Every line that includes the word "name" is to be listed.

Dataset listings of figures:

****************************************

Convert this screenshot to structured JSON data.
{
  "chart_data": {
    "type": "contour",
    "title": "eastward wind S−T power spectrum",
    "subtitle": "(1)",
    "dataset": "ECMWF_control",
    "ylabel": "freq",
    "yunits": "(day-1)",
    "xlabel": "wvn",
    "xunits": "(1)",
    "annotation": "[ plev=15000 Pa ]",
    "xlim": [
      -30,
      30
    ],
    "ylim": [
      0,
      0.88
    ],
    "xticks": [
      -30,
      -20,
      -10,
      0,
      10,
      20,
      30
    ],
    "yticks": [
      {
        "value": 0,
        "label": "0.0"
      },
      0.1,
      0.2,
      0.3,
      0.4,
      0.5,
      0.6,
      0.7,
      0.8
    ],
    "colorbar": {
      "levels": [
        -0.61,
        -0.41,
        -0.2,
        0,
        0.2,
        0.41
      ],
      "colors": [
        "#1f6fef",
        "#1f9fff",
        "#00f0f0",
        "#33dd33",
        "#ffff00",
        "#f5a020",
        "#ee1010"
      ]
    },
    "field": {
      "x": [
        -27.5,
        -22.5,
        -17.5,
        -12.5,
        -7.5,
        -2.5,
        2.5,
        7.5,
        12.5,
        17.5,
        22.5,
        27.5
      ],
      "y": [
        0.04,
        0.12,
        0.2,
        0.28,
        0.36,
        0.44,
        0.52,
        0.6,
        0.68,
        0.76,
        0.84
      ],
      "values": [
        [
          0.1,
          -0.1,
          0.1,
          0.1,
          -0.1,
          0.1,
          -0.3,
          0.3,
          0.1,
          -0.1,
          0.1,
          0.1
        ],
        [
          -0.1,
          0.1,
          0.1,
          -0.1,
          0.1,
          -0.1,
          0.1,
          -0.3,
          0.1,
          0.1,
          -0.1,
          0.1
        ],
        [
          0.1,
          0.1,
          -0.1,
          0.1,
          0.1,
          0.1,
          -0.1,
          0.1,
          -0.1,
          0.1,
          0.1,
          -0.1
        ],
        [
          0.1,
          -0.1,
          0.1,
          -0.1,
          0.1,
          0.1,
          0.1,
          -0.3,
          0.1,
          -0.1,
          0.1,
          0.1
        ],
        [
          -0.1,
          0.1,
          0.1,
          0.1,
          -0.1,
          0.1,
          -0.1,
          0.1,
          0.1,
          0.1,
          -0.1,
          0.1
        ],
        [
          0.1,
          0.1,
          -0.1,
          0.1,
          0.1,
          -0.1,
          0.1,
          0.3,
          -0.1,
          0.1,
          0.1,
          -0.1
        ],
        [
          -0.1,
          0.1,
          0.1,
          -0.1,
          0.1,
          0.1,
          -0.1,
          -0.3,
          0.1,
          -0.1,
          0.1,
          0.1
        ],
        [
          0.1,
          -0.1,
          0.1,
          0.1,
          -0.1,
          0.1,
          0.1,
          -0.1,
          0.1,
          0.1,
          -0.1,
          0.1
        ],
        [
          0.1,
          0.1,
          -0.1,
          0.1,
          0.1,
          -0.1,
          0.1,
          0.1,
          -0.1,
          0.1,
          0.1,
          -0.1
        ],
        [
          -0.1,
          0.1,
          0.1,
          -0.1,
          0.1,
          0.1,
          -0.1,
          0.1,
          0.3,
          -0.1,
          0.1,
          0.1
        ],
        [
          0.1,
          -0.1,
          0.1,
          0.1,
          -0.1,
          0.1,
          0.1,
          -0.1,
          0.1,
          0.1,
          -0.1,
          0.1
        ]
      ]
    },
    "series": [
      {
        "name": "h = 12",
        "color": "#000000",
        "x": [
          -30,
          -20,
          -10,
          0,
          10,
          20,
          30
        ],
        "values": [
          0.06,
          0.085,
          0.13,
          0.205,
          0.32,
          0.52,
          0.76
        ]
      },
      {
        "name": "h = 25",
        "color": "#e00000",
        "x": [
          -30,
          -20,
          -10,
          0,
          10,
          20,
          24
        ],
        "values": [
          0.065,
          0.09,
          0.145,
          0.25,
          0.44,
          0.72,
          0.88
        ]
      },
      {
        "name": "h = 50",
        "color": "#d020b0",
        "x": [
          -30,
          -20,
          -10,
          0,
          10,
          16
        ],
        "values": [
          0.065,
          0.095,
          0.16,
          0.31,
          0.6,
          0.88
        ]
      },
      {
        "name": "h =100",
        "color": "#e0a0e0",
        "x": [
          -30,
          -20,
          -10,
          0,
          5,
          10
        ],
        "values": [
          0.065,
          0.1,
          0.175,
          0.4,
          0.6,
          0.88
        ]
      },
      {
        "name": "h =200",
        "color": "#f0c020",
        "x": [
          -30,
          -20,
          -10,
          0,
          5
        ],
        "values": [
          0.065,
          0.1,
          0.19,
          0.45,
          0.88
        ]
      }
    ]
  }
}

****************************************

* [Task output]
        "name": "h = 12",
        "name": "h = 25",
        "name": "h = 50",
        "name": "h =100",
        "name": "h =200",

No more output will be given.